> TASK PROMPT:
Repeat each entry word for word. Leave any images out of the copy.
[Begin]
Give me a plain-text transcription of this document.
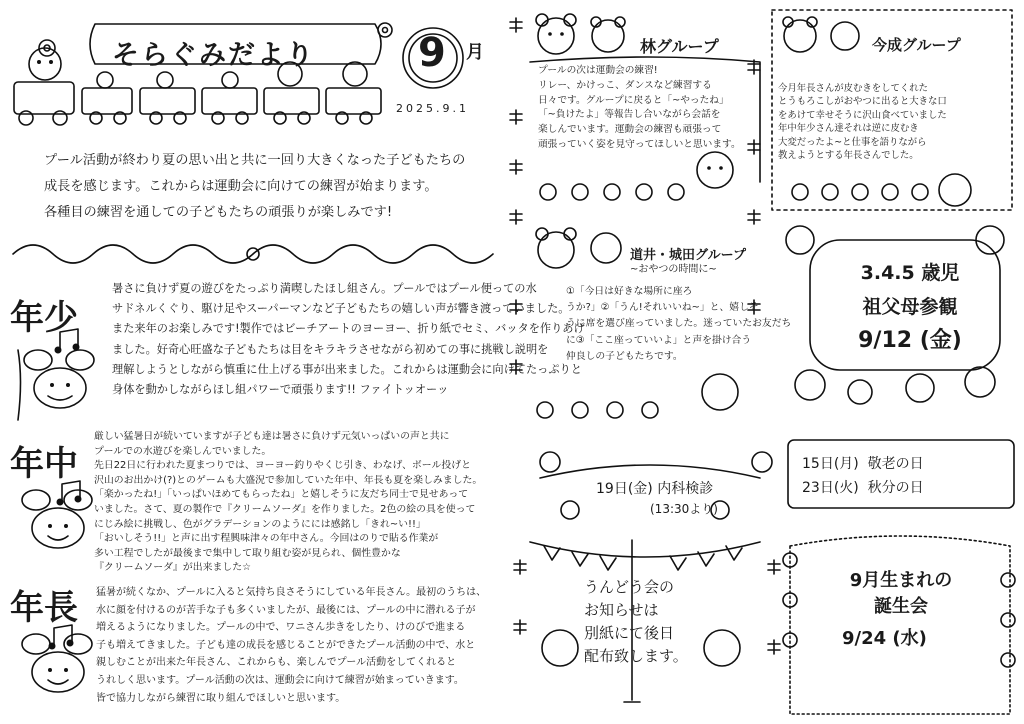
そらぐみだより	9 月
2025.9.1
プール活動が終わり夏の思い出と共に一回り大きくなった子どもたちの
成長を感じます。これからは運動会に向けての練習が始まります。
各種目の練習を通しての子どもたちの頑張りが楽しみです!
年少
暑さに負けず夏の遊びをたっぷり満喫したほし組さん。プールではプール便っての水
サドネルくぐり、駆け足やスーパーマンなど子どもたちの嬉しい声が響き渡っていました。
また来年のお楽しみです!製作ではビーチアートのヨーヨー、折り紙でセミ、バッタを作りあげ
ました。好奇心旺盛な子どもたちは目をキラキラさせながら初めての事に挑戦し説明を
理解しようとしながら慎重に仕上げる事が出来ました。これからは運動会に向けてたっぷりと
身体を動かしながらほし組パワーで頑張ります!! ファイトッオーッ
年中
厳しい猛暑日が続いていますが子ども達は暑さに負けず元気いっぱいの声と共に
プールでの水遊びを楽しんでいました。
先日22日に行われた夏まつりでは、ヨーヨー釣りやくじ引き、わなげ、ボール投げと
沢山のお出かけ(?)とのゲームも大盛況で参加していた年中、年長も夏を楽しみました。
「楽かったね!」「いっぱいほめてもらったね」と嬉しそうに友だち同士で見せあって
いました。さて、夏の製作で『クリームソーダ』を作りました。2色の絵の具を使って
にじみ絵に挑戦し、色がグラデーションのようにには感銘し「きれ~い!!」
「おいしそう!!」と声に出す程興味津々の年中さん。今回はのりで貼る作業が
多い工程でしたが最後まで集中して取り組む姿が見られ、個性豊かな
『クリームソーダ』が出来ました☆
年長 猛暑が続くなか、プールに入ると気持ち良さそうにしている年長さん。最初のうちは、
水に顔を付けるのが苦手な子も多くいましたが、最後には、プールの中に潜れる子が
増えるようになりました。プールの中で、ワニさん歩きをしたり、けのびで進まる
子も増えてきました。子ども達の成長を感じることができたプール活動の中で、水と
親しむことが出来た年長さん、これからも、楽しんでプール活動をしてくれると
うれしく思います。プール活動の次は、運動会に向けて練習が始まっていきます。
皆で協力しながら練習に取り組んでほしいと思います。
林グループ
プールの次は運動会の練習!
リレー、かけっこ、ダンスなど練習する
日々です。グループに戻ると「~やったね」
「~負けたよ」等報告し合いながら会話を
楽しんでいます。運動会の練習も頑張って
頑張っていく姿を見守ってほしいと思います。
今成グループ
今月年長さんが皮むきをしてくれた
とうもろこしがおやつに出ると大きな口
をあけて幸せそうに沢山食べていました
年中年少さん達それは逆に皮むき
大変だったよ~と仕事を語りながら
教えようとする年長さんでした。
道井・城田グループ
~おやつの時間に~
①「今日は好きな場所に座ろ
うか?」②「うん!それいいね~」と、嬉しそ
うに席を選び座っていました。迷っていたお友だち
に③「ここ座っていいよ」と声を掛け合う
仲良しの子どもたちです。
3.4.5 歳児
祖父母参観
9/12 (金)
19日(金) 内科検診
(13:30より)
15日(月)  敬老の日
23日(火)  秋分の日
うんどう会の
お知らせは
別紙にて後日
配布致します。
9月生まれの
誕生会
9/24 (水)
[End]
> ANSWER FOR THIS EXERCISE:
Give me a plain-text transcription of this document.
そらぐみだより	9 月
2025.9.1
プール活動が終わり夏の思い出と共に一回り大きくなった子どもたちの
成長を感じます。これからは運動会に向けての練習が始まります。
各種目の練習を通しての子どもたちの頑張りが楽しみです!
年少
暑さに負けず夏の遊びをたっぷり満喫したほし組さん。プールではプール便っての水
サドネルくぐり、駆け足やスーパーマンなど子どもたちの嬉しい声が響き渡っていました。
また来年のお楽しみです!製作ではビーチアートのヨーヨー、折り紙でセミ、バッタを作りあげ
ました。好奇心旺盛な子どもたちは目をキラキラさせながら初めての事に挑戦し説明を
理解しようとしながら慎重に仕上げる事が出来ました。これからは運動会に向けてたっぷりと
身体を動かしながらほし組パワーで頑張ります!! ファイトッオーッ
年中
厳しい猛暑日が続いていますが子ども達は暑さに負けず元気いっぱいの声と共に
プールでの水遊びを楽しんでいました。
先日22日に行われた夏まつりでは、ヨーヨー釣りやくじ引き、わなげ、ボール投げと
沢山のお出かけ(?)とのゲームも大盛況で参加していた年中、年長も夏を楽しみました。
「楽かったね!」「いっぱいほめてもらったね」と嬉しそうに友だち同士で見せあって
いました。さて、夏の製作で『クリームソーダ』を作りました。2色の絵の具を使って
にじみ絵に挑戦し、色がグラデーションのようにには感銘し「きれ~い!!」
「おいしそう!!」と声に出す程興味津々の年中さん。今回はのりで貼る作業が
多い工程でしたが最後まで集中して取り組む姿が見られ、個性豊かな
『クリームソーダ』が出来ました☆
年長 猛暑が続くなか、プールに入ると気持ち良さそうにしている年長さん。最初のうちは、
水に顔を付けるのが苦手な子も多くいましたが、最後には、プールの中に潜れる子が
増えるようになりました。プールの中で、ワニさん歩きをしたり、けのびで進まる
子も増えてきました。子ども達の成長を感じることができたプール活動の中で、水と
親しむことが出来た年長さん、これからも、楽しんでプール活動をしてくれると
うれしく思います。プール活動の次は、運動会に向けて練習が始まっていきます。
皆で協力しながら練習に取り組んでほしいと思います。
林グループ
プールの次は運動会の練習!
リレー、かけっこ、ダンスなど練習する
日々です。グループに戻ると「~やったね」
「~負けたよ」等報告し合いながら会話を
楽しんでいます。運動会の練習も頑張って
頑張っていく姿を見守ってほしいと思います。
今成グループ
今月年長さんが皮むきをしてくれた
とうもろこしがおやつに出ると大きな口
をあけて幸せそうに沢山食べていました
年中年少さん達それは逆に皮むき
大変だったよ~と仕事を語りながら
教えようとする年長さんでした。
道井・城田グループ
~おやつの時間に~
①「今日は好きな場所に座ろ
うか?」②「うん!それいいね~」と、嬉しそ
うに席を選び座っていました。迷っていたお友だち
に③「ここ座っていいよ」と声を掛け合う
仲良しの子どもたちです。
3.4.5 歳児
祖父母参観
9/12 (金)
19日(金) 内科検診
(13:30より)
15日(月)  敬老の日
23日(火)  秋分の日
うんどう会の
お知らせは
別紙にて後日
配布致します。
9月生まれの
誕生会
9/24 (水)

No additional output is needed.